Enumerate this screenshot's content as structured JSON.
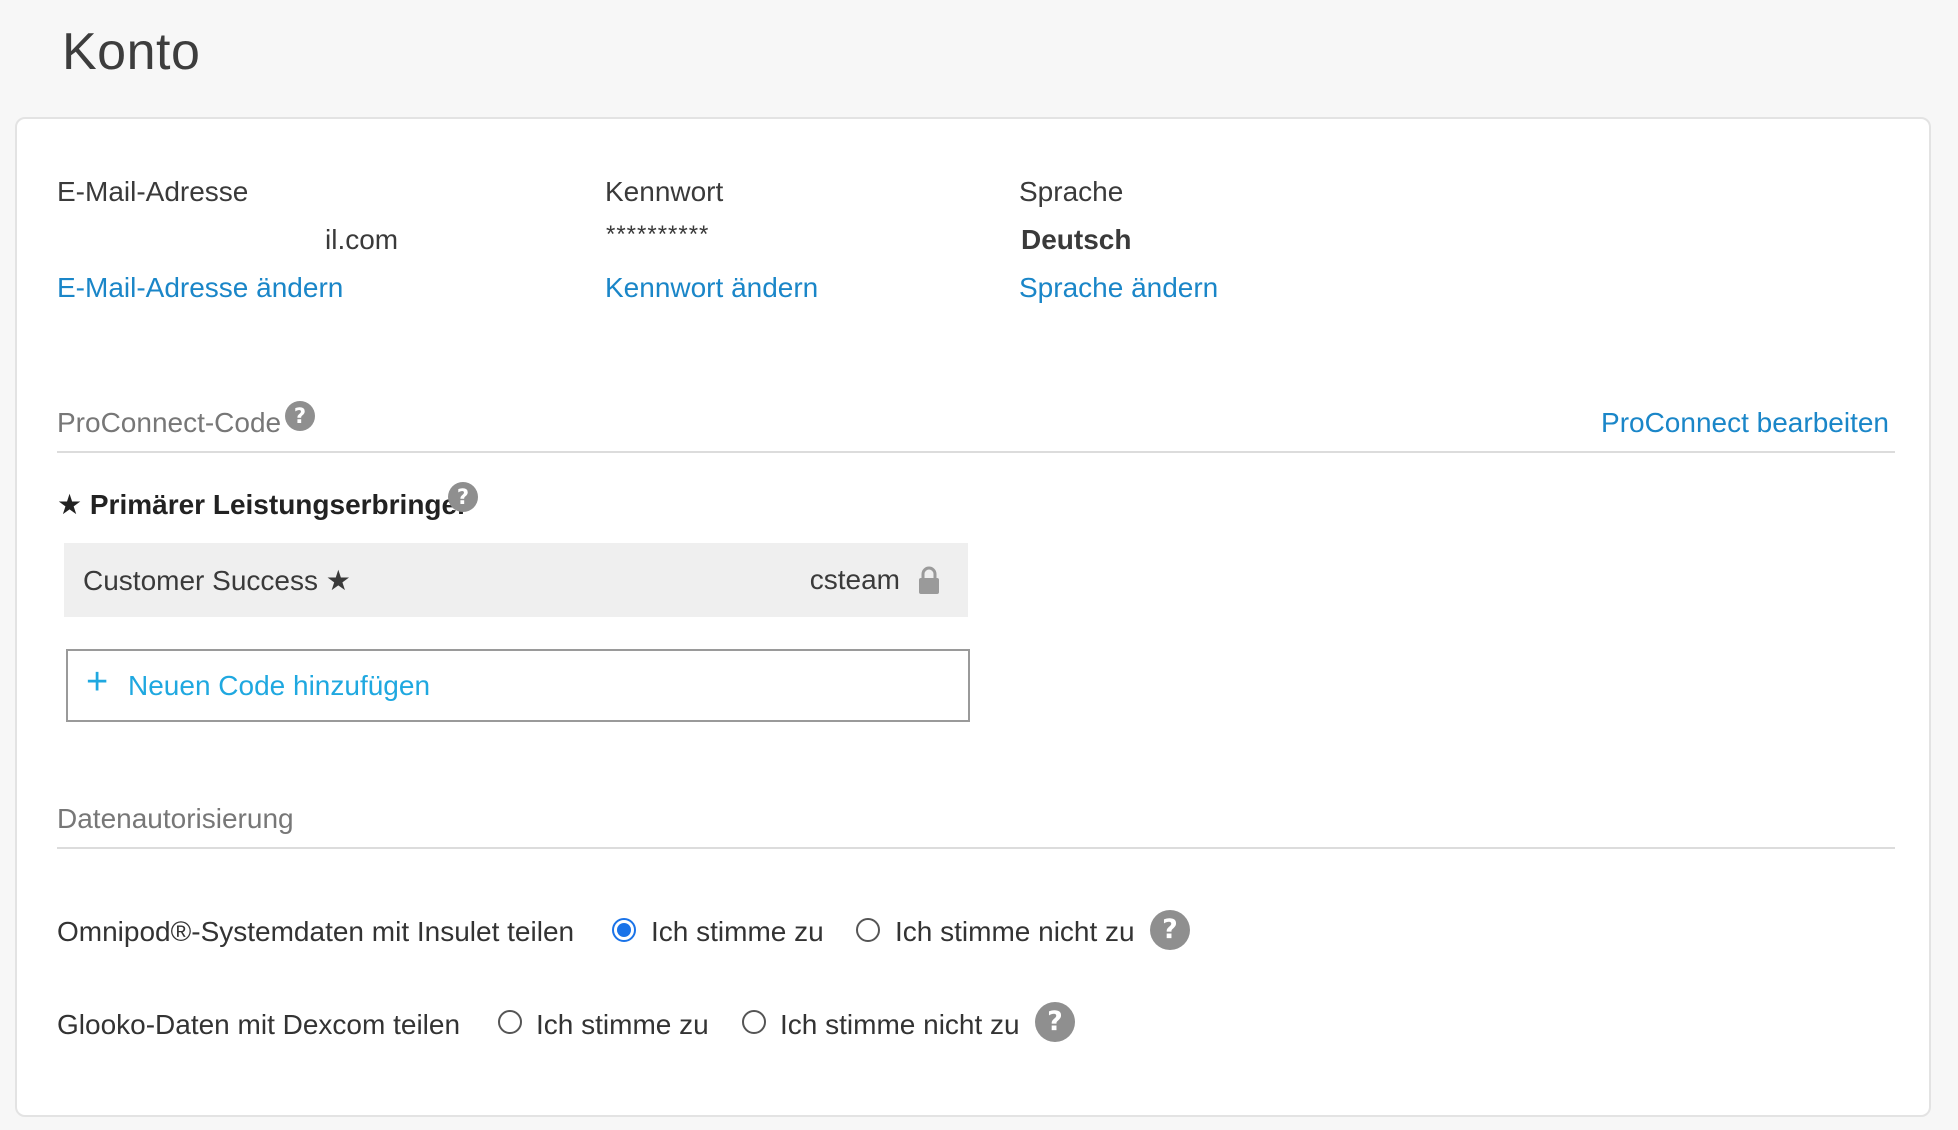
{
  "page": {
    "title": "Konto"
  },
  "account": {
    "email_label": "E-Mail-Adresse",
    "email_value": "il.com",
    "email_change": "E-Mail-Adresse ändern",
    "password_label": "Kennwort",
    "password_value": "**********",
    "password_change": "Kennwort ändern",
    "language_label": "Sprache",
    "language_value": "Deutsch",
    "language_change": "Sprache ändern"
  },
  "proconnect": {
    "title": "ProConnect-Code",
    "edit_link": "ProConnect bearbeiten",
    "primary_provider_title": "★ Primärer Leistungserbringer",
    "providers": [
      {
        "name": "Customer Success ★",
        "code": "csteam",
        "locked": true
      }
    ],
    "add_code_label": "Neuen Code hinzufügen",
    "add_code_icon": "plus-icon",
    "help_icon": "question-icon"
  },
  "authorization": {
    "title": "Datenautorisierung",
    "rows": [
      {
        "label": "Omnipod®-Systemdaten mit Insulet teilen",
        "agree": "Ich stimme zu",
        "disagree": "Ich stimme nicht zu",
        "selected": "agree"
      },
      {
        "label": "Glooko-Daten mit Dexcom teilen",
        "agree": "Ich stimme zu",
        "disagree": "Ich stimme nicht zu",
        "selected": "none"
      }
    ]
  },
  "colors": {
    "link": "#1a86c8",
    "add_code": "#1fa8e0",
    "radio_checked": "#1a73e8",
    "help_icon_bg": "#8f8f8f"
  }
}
★ ★ ★
-- Exercise brief --
Of the lines above, how many contain the string "Adresse"? Only the number is required.

-- Task answer --
2